-------- EXERCISE INPUT --------
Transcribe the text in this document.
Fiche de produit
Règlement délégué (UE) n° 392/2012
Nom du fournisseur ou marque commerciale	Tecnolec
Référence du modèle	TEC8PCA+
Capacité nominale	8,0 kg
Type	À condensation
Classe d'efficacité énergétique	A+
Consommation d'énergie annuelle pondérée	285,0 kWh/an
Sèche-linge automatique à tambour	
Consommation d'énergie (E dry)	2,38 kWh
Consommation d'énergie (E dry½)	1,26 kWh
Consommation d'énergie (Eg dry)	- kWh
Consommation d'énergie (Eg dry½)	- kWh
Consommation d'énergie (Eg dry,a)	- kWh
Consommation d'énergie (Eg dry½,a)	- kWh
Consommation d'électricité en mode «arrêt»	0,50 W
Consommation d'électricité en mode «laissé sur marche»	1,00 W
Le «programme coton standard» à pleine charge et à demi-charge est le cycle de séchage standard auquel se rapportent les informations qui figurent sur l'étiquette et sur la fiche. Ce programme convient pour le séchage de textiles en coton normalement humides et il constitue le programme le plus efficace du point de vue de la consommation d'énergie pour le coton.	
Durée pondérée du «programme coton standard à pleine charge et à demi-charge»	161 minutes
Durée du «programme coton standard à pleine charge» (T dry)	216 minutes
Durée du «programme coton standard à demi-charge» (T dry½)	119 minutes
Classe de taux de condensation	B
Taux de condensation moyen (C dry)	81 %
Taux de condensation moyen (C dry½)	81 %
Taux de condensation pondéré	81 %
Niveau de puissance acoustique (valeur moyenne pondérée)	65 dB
--------
-------- EXERCISE INPUT --------
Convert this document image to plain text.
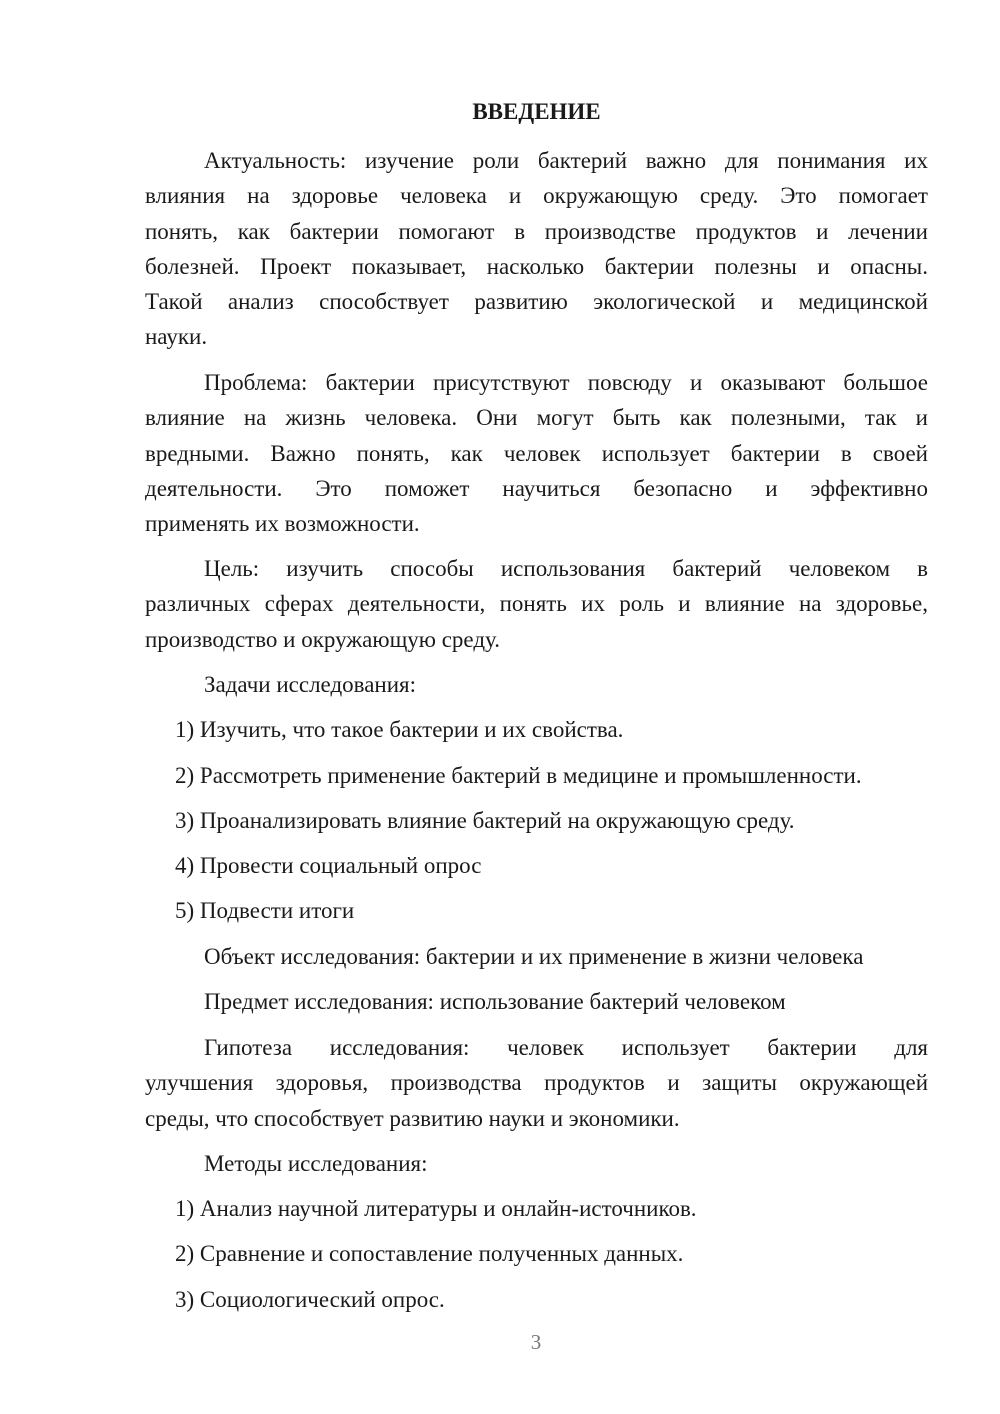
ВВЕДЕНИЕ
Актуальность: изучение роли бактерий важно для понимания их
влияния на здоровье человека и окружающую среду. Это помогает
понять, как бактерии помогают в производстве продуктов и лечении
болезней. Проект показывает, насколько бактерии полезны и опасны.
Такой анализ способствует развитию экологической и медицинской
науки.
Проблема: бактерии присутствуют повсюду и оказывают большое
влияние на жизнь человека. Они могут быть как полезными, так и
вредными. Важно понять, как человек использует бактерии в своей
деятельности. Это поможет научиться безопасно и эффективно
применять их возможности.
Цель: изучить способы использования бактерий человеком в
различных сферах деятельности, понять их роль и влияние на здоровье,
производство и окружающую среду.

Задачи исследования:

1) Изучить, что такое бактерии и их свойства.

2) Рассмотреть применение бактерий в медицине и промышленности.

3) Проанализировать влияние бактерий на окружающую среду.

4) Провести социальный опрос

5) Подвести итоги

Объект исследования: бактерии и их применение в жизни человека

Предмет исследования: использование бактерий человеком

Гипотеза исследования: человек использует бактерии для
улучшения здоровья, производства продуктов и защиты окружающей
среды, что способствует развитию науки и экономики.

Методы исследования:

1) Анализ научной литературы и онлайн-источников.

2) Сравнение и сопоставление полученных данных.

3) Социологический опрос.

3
--------
**JOB**
In how many lines of the data does the string "pleine" appear? Give only the number.

**EXERCISE ANSWER**
3